» What is being asked
Transcribe all the entries word for word, omitting any pictures they contain.

— START Stored records —

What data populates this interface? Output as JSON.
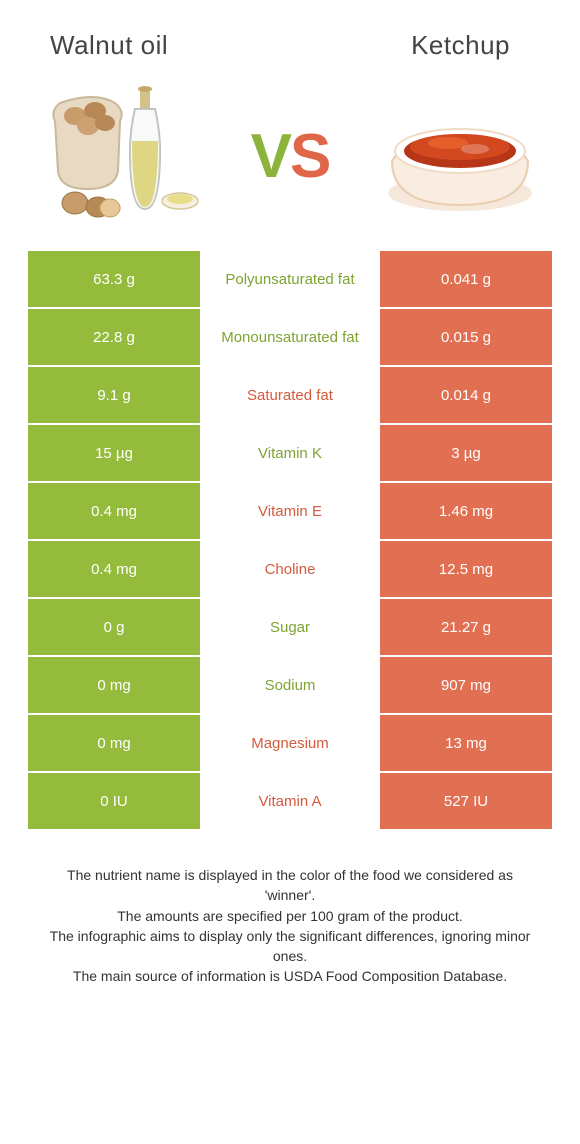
{
  "header": {
    "left_title": "Walnut oil",
    "right_title": "Ketchup"
  },
  "vs": {
    "v": "V",
    "s": "S"
  },
  "colors": {
    "left_bg": "#94bb3c",
    "right_bg": "#e17052",
    "mid_left_win": "#7ea332",
    "mid_right_win": "#d55a3e",
    "page_bg": "#ffffff",
    "text": "#333333"
  },
  "rows": [
    {
      "left": "63.3 g",
      "label": "Polyunsaturated fat",
      "right": "0.041 g",
      "winner": "left"
    },
    {
      "left": "22.8 g",
      "label": "Monounsaturated fat",
      "right": "0.015 g",
      "winner": "left"
    },
    {
      "left": "9.1 g",
      "label": "Saturated fat",
      "right": "0.014 g",
      "winner": "right"
    },
    {
      "left": "15 µg",
      "label": "Vitamin K",
      "right": "3 µg",
      "winner": "left"
    },
    {
      "left": "0.4 mg",
      "label": "Vitamin E",
      "right": "1.46 mg",
      "winner": "right"
    },
    {
      "left": "0.4 mg",
      "label": "Choline",
      "right": "12.5 mg",
      "winner": "right"
    },
    {
      "left": "0 g",
      "label": "Sugar",
      "right": "21.27 g",
      "winner": "left"
    },
    {
      "left": "0 mg",
      "label": "Sodium",
      "right": "907 mg",
      "winner": "left"
    },
    {
      "left": "0 mg",
      "label": "Magnesium",
      "right": "13 mg",
      "winner": "right"
    },
    {
      "left": "0 IU",
      "label": "Vitamin A",
      "right": "527 IU",
      "winner": "right"
    }
  ],
  "footer": {
    "line1": "The nutrient name is displayed in the color of the food we considered as 'winner'.",
    "line2": "The amounts are specified per 100 gram of the product.",
    "line3": "The infographic aims to display only the significant differences, ignoring minor ones.",
    "line4": "The main source of information is USDA Food Composition Database."
  }
}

— END Stored records —

» Final answer
What data populates this interface? Output as JSON.
{
  "header": {
    "left_title": "Walnut oil",
    "right_title": "Ketchup"
  },
  "vs": {
    "v": "V",
    "s": "S"
  },
  "colors": {
    "left_bg": "#94bb3c",
    "right_bg": "#e17052",
    "mid_left_win": "#7ea332",
    "mid_right_win": "#d55a3e",
    "page_bg": "#ffffff",
    "text": "#333333"
  },
  "rows": [
    {
      "left": "63.3 g",
      "label": "Polyunsaturated fat",
      "right": "0.041 g",
      "winner": "left"
    },
    {
      "left": "22.8 g",
      "label": "Monounsaturated fat",
      "right": "0.015 g",
      "winner": "left"
    },
    {
      "left": "9.1 g",
      "label": "Saturated fat",
      "right": "0.014 g",
      "winner": "right"
    },
    {
      "left": "15 µg",
      "label": "Vitamin K",
      "right": "3 µg",
      "winner": "left"
    },
    {
      "left": "0.4 mg",
      "label": "Vitamin E",
      "right": "1.46 mg",
      "winner": "right"
    },
    {
      "left": "0.4 mg",
      "label": "Choline",
      "right": "12.5 mg",
      "winner": "right"
    },
    {
      "left": "0 g",
      "label": "Sugar",
      "right": "21.27 g",
      "winner": "left"
    },
    {
      "left": "0 mg",
      "label": "Sodium",
      "right": "907 mg",
      "winner": "left"
    },
    {
      "left": "0 mg",
      "label": "Magnesium",
      "right": "13 mg",
      "winner": "right"
    },
    {
      "left": "0 IU",
      "label": "Vitamin A",
      "right": "527 IU",
      "winner": "right"
    }
  ],
  "footer": {
    "line1": "The nutrient name is displayed in the color of the food we considered as 'winner'.",
    "line2": "The amounts are specified per 100 gram of the product.",
    "line3": "The infographic aims to display only the significant differences, ignoring minor ones.",
    "line4": "The main source of information is USDA Food Composition Database."
  }
}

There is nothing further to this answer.